Return, word for word, every line from the first one through the line containing "route-dot [470,396,498,424]", including both of those lines.

» **MATERIAL FOR THIS EXERCISE**
# # #

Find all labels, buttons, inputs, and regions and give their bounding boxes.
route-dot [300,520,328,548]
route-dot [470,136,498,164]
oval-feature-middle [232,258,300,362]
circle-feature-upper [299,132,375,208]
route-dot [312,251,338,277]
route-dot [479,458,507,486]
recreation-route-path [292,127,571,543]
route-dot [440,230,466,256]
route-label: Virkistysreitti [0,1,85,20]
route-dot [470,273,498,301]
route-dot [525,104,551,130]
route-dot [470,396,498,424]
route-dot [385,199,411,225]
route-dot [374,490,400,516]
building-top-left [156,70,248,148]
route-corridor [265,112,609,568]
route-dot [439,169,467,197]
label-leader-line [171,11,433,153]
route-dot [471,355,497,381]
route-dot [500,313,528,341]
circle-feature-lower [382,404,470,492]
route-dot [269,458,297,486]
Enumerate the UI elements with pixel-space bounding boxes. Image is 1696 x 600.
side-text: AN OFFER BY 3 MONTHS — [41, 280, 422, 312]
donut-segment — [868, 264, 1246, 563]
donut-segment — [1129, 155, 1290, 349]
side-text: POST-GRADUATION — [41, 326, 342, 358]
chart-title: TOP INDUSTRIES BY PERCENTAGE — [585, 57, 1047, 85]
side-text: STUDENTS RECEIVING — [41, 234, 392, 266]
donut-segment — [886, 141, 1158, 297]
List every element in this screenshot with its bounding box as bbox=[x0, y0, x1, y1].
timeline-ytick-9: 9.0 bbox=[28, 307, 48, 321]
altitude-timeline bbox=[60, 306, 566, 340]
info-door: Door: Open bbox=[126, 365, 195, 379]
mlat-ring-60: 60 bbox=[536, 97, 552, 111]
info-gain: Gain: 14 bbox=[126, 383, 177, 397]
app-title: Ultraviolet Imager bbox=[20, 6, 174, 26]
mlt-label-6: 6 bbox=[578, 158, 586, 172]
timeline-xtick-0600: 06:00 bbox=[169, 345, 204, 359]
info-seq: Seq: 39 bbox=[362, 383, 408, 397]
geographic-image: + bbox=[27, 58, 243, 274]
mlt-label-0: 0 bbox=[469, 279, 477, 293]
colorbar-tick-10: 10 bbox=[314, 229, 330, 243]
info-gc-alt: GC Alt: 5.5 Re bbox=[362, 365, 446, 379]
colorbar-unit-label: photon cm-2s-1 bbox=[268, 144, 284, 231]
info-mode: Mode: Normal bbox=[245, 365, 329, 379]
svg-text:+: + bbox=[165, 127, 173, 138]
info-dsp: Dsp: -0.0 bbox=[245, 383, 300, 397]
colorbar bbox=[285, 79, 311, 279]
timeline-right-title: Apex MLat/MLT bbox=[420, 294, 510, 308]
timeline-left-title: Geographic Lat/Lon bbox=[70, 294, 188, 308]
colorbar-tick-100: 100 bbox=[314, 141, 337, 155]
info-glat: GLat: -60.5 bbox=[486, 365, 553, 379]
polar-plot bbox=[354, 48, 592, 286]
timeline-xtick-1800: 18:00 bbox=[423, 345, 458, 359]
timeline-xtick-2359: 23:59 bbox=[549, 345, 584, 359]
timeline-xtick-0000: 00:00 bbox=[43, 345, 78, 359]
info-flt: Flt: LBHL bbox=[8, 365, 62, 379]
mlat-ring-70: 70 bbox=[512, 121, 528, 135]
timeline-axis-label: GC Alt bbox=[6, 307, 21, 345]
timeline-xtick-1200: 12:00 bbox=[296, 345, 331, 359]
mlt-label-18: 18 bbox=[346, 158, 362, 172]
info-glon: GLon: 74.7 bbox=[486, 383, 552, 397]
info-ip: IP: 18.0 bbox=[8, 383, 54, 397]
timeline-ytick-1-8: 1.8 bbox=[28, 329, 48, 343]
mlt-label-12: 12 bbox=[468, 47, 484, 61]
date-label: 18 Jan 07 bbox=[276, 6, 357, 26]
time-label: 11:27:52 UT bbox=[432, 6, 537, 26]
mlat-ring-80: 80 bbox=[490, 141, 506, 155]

# # #

» **SOLUTION FOR THIS TASK**
Find all labels, buttons, inputs, and regions and give their bounding boxes.
route-dot [300,520,328,548]
route-dot [470,136,498,164]
oval-feature-middle [232,258,300,362]
circle-feature-upper [299,132,375,208]
route-dot [312,251,338,277]
route-dot [479,458,507,486]
recreation-route-path [292,127,571,543]
route-dot [440,230,466,256]
route-label: Virkistysreitti [0,1,85,20]
route-dot [470,273,498,301]
route-dot [525,104,551,130]
route-dot [470,396,498,424]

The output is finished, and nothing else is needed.